◆ Records excerpted from a collection:
▼▼▼
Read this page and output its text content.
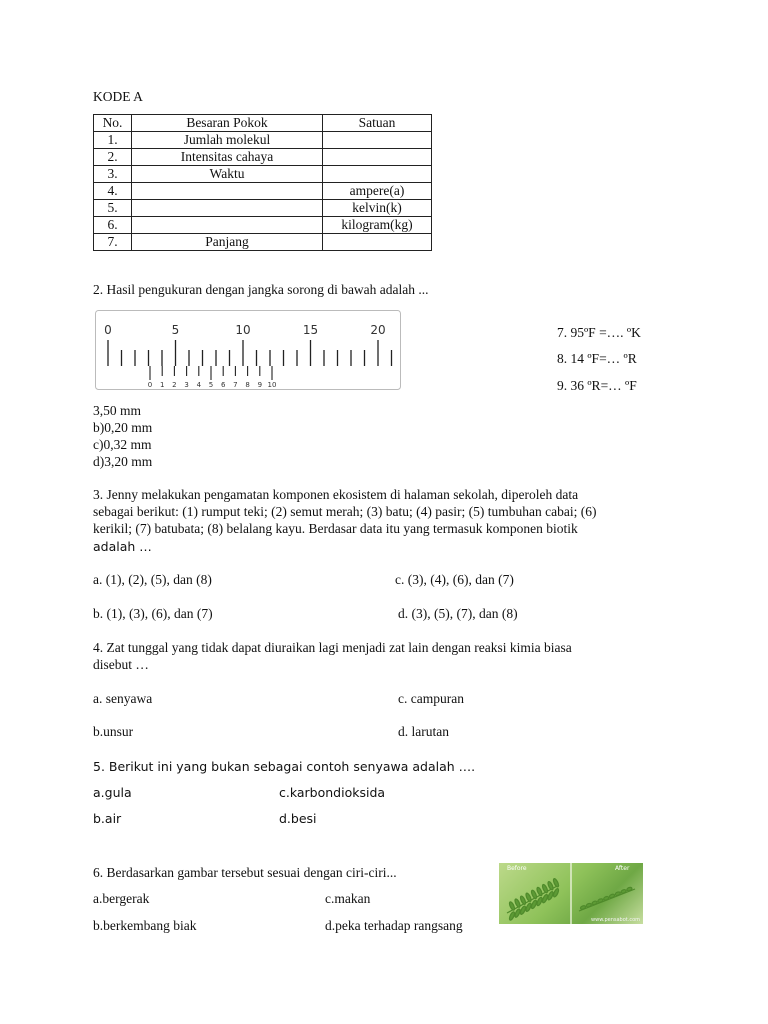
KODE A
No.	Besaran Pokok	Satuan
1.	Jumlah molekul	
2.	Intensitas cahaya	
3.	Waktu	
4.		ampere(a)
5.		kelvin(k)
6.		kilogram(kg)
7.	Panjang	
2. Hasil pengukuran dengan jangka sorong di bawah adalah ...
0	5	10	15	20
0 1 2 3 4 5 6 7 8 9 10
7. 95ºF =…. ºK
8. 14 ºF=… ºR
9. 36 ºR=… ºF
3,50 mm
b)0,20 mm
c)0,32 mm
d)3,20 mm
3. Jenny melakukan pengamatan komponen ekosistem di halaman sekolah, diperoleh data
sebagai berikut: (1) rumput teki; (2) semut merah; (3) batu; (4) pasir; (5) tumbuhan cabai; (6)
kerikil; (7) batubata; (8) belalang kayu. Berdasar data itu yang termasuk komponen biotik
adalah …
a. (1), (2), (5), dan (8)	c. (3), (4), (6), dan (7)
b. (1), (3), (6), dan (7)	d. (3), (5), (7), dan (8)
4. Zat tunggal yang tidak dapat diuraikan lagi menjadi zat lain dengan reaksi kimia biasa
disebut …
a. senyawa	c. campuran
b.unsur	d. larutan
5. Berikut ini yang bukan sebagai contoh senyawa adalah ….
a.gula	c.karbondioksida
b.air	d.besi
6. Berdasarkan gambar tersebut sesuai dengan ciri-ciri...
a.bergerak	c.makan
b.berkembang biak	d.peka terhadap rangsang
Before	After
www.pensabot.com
▲▲▲
◆ What you are asked to do:
Every entry above needs to be retyped exactly; drop the pictures.

◆ Exercise solution:
Read this page and output its text content.
KODE A
No.	Besaran Pokok	Satuan
1.	Jumlah molekul	
2.	Intensitas cahaya	
3.	Waktu	
4.		ampere(a)
5.		kelvin(k)
6.		kilogram(kg)
7.	Panjang	
2. Hasil pengukuran dengan jangka sorong di bawah adalah ...
0	5	10	15	20
0 1 2 3 4 5 6 7 8 9 10
7. 95ºF =…. ºK
8. 14 ºF=… ºR
9. 36 ºR=… ºF
3,50 mm
b)0,20 mm
c)0,32 mm
d)3,20 mm
3. Jenny melakukan pengamatan komponen ekosistem di halaman sekolah, diperoleh data
sebagai berikut: (1) rumput teki; (2) semut merah; (3) batu; (4) pasir; (5) tumbuhan cabai; (6)
kerikil; (7) batubata; (8) belalang kayu. Berdasar data itu yang termasuk komponen biotik
adalah …
a. (1), (2), (5), dan (8)	c. (3), (4), (6), dan (7)
b. (1), (3), (6), dan (7)	d. (3), (5), (7), dan (8)
4. Zat tunggal yang tidak dapat diuraikan lagi menjadi zat lain dengan reaksi kimia biasa
disebut …
a. senyawa	c. campuran
b.unsur	d. larutan
5. Berikut ini yang bukan sebagai contoh senyawa adalah ….
a.gula	c.karbondioksida
b.air	d.besi
6. Berdasarkan gambar tersebut sesuai dengan ciri-ciri...
a.bergerak	c.makan
b.berkembang biak	d.peka terhadap rangsang
Before	After
www.pensabot.com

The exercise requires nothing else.